- What you will do: State the number of lines, and only that number, in which the word "ημέρα" appears.

-- Exercise input start --

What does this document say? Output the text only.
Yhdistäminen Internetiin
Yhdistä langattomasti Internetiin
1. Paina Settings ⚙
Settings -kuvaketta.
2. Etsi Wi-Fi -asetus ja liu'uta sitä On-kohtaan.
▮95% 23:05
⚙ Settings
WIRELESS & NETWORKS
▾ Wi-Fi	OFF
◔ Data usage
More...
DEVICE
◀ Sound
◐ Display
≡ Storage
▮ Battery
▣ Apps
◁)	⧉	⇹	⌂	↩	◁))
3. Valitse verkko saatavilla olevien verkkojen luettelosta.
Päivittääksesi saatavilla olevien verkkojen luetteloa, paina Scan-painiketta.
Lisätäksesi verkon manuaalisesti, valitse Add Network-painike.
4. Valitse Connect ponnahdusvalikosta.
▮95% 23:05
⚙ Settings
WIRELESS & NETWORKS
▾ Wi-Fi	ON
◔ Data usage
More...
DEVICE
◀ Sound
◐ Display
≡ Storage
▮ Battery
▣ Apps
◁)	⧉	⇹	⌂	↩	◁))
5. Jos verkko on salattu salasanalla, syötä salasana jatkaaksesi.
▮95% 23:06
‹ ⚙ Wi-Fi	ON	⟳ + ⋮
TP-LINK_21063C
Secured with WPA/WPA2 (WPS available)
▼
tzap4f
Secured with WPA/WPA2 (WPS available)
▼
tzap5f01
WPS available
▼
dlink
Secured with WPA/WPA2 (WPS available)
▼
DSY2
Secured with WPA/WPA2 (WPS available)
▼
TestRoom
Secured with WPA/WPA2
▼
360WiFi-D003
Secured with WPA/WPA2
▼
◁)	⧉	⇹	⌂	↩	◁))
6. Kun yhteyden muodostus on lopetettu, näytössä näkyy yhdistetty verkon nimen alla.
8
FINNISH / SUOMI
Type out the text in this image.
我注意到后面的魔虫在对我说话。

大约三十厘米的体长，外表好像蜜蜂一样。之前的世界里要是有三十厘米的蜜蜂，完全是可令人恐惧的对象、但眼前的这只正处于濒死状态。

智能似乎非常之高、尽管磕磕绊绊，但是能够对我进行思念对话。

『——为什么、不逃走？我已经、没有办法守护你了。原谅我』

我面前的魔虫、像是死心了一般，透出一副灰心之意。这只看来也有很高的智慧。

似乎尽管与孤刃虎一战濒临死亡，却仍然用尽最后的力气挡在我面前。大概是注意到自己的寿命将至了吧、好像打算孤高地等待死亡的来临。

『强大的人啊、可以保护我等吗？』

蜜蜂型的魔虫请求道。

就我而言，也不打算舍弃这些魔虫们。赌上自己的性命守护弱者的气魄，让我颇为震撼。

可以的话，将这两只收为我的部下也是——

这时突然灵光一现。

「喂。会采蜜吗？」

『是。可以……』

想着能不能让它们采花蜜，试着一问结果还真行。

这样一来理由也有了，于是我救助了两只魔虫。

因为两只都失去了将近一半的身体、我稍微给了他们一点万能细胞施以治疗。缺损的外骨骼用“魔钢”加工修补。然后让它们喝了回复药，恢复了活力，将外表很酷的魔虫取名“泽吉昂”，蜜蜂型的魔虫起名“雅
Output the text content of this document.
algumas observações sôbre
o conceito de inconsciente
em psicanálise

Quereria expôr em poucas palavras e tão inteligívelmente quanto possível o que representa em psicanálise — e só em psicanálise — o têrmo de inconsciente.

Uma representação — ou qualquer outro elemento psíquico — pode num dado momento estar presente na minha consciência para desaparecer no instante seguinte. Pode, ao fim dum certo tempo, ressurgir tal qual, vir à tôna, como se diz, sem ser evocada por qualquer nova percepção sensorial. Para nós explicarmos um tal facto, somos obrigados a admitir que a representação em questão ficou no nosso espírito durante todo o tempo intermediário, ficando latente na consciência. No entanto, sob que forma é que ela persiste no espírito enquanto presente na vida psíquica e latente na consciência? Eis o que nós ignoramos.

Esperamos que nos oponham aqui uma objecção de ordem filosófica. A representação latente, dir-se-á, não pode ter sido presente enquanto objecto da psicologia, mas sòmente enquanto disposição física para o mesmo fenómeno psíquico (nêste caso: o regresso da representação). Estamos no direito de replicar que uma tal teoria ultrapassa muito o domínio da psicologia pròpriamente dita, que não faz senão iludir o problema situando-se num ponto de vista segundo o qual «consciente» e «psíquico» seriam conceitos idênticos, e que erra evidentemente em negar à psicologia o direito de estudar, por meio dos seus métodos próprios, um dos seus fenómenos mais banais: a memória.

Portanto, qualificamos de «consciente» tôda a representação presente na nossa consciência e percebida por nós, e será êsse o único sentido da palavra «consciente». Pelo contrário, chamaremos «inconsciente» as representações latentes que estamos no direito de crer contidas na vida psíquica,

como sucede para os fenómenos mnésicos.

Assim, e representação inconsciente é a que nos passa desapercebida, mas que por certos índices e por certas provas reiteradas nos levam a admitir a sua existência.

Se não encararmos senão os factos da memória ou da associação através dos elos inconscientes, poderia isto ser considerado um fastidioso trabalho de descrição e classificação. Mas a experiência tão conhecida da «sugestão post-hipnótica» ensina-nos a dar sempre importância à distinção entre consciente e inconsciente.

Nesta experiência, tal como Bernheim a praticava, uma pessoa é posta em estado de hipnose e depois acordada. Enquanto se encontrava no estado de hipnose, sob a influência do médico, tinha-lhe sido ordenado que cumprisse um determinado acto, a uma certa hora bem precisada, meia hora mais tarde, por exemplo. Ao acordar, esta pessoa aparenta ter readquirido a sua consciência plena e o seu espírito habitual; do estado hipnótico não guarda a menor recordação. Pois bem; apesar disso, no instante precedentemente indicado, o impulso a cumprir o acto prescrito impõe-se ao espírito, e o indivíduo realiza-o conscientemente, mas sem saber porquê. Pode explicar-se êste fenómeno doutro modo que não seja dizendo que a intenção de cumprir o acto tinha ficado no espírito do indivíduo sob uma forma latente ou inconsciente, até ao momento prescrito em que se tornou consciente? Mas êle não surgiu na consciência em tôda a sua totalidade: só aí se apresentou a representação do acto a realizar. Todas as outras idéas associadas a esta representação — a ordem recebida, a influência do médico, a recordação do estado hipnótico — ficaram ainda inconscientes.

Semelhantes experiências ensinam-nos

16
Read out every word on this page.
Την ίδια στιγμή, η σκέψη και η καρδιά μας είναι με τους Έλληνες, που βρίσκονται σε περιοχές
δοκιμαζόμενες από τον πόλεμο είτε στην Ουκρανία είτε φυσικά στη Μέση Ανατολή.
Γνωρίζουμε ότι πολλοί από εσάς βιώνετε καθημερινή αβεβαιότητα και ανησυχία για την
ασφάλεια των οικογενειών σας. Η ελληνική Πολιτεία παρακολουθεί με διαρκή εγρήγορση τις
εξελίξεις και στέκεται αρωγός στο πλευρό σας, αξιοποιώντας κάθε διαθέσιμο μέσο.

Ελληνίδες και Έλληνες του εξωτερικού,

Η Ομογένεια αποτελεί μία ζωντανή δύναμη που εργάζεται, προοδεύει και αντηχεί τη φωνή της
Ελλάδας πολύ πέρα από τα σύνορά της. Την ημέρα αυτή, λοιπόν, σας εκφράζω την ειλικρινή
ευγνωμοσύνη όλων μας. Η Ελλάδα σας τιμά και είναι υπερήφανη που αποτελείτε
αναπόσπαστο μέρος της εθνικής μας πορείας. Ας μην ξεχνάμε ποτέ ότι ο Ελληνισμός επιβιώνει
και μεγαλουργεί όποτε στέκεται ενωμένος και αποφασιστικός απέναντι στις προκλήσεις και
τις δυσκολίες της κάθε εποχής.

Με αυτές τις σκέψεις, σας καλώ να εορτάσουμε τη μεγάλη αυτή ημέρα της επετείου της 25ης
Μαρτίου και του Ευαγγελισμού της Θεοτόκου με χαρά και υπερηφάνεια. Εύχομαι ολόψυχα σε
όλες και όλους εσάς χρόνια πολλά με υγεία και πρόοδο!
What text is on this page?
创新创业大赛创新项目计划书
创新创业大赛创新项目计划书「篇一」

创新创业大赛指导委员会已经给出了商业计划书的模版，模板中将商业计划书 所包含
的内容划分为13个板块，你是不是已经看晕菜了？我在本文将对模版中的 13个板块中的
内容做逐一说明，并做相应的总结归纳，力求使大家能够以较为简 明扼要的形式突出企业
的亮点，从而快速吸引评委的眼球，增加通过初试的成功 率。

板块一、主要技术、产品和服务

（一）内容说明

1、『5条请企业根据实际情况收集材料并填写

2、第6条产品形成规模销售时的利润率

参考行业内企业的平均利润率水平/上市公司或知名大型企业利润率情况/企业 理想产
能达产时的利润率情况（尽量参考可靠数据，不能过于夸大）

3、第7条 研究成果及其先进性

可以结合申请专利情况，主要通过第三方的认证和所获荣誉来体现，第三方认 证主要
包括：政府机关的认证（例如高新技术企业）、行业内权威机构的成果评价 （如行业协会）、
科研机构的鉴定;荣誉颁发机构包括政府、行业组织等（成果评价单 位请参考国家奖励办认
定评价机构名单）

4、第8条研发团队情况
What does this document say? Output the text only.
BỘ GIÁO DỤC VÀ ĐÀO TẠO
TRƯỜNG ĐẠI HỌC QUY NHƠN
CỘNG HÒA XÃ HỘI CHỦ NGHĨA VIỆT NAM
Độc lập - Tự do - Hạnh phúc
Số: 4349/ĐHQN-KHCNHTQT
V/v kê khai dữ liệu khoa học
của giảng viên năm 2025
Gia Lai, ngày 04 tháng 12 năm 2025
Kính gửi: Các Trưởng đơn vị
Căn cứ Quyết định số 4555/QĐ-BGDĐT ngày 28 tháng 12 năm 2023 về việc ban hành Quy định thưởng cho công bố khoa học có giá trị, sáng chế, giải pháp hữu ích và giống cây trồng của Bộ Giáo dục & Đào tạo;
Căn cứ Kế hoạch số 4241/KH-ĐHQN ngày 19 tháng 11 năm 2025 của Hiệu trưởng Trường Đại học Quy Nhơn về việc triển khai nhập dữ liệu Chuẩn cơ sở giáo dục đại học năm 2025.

-- Exercise input end --

- Answer to this task: 2